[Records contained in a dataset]
- - -
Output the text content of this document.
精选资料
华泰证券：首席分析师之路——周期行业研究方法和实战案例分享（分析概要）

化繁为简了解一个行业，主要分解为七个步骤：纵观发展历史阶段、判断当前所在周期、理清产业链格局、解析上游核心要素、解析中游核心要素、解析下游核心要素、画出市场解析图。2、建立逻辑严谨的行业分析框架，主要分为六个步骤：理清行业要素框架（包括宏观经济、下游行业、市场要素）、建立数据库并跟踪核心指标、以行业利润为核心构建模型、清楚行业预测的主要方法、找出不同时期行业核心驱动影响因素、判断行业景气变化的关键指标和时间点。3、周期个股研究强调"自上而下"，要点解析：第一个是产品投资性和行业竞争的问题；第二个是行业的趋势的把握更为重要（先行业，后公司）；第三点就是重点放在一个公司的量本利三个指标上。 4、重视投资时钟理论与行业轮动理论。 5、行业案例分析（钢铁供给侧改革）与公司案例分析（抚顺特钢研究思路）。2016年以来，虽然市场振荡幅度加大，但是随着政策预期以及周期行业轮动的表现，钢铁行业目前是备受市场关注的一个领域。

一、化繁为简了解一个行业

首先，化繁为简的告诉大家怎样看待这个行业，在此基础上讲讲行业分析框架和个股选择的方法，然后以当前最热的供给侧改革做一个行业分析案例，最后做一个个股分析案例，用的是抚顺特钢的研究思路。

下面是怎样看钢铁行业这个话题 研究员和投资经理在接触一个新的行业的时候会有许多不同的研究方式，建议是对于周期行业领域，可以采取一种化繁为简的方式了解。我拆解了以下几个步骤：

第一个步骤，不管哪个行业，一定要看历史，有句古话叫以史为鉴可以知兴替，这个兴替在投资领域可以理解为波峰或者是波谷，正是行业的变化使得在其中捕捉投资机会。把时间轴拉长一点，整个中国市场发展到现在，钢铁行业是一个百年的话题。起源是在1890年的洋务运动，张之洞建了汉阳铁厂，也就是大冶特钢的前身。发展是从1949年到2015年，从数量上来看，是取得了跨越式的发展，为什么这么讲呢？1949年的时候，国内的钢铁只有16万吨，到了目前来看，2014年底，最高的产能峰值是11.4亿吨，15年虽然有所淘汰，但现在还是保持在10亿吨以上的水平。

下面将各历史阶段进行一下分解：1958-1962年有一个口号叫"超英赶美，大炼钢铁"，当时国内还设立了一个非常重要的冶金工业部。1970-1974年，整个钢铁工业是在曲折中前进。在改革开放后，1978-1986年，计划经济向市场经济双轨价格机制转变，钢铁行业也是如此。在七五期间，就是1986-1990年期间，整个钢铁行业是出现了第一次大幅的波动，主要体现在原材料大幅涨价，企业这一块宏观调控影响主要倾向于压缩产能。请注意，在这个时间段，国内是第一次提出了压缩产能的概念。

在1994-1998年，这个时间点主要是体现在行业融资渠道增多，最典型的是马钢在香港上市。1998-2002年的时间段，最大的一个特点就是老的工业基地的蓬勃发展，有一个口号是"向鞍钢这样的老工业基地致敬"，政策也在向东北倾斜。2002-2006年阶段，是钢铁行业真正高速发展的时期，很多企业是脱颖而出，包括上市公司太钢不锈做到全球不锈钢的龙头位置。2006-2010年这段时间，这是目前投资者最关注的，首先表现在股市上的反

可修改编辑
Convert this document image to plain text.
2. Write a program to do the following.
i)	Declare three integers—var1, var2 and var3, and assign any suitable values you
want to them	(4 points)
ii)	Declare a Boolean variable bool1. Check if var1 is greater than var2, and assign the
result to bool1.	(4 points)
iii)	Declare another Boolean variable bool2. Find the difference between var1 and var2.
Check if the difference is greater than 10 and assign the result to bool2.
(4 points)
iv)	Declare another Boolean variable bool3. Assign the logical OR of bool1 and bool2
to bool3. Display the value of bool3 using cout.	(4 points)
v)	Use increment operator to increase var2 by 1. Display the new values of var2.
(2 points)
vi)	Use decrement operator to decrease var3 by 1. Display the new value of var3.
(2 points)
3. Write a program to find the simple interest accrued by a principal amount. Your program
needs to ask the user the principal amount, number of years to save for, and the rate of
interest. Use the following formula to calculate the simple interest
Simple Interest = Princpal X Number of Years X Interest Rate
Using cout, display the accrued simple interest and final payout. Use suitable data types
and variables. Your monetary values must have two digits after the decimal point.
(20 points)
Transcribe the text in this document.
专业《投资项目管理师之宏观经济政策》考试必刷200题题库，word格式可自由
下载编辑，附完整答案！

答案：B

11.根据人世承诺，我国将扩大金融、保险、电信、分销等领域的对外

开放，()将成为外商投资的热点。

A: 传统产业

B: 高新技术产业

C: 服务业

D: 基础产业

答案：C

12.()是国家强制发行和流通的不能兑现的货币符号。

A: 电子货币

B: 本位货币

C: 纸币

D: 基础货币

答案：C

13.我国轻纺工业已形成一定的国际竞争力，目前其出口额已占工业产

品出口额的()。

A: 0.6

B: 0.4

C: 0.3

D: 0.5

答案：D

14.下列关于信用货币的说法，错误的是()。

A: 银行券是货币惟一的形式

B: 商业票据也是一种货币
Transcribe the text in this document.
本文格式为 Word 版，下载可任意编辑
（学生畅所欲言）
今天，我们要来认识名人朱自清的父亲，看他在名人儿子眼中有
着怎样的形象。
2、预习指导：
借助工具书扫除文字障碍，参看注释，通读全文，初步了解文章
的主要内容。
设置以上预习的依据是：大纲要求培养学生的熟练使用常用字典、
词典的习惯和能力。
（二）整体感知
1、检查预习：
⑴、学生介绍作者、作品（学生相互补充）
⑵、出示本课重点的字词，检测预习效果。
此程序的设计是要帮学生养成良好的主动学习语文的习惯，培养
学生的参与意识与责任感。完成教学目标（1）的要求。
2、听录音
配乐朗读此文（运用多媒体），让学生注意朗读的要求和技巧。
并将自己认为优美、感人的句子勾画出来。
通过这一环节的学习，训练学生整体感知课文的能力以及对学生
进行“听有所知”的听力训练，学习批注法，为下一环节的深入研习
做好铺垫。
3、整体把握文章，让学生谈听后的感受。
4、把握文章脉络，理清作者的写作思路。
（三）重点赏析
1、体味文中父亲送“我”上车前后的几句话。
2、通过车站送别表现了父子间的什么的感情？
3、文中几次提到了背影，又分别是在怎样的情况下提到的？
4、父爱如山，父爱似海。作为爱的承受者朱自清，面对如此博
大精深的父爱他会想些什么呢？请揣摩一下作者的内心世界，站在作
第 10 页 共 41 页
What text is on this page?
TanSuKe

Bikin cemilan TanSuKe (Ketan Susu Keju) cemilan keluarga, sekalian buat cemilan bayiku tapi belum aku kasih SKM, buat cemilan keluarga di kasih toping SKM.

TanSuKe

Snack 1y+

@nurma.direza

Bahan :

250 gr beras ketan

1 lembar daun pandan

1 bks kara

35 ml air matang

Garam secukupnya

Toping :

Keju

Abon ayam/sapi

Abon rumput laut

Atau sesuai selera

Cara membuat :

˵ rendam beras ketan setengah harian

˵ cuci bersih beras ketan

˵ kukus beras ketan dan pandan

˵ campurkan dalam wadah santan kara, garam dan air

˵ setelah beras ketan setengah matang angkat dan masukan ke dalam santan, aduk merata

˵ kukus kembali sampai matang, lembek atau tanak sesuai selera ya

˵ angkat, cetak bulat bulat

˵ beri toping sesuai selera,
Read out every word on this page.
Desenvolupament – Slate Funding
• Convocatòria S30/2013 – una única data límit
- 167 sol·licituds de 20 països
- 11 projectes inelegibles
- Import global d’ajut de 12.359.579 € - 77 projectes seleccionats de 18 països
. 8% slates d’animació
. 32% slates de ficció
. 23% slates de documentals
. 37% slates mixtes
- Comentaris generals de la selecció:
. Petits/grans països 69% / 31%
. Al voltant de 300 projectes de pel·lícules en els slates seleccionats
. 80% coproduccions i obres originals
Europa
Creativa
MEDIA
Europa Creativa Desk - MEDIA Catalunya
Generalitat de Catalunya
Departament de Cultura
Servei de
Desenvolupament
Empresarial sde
- - -
What is needed:
Search the data for the word "Declare" and copy each line where it appears.

Exercise solution:
i)	Declare three integers—var1, var2 and var3, and assign any suitable values you
ii)	Declare a Boolean variable bool1. Check if var1 is greater than var2, and assign the
iii)	Declare another Boolean variable bool2. Find the difference between var1 and var2.
iv)	Declare another Boolean variable bool3. Assign the logical OR of bool1 and bool2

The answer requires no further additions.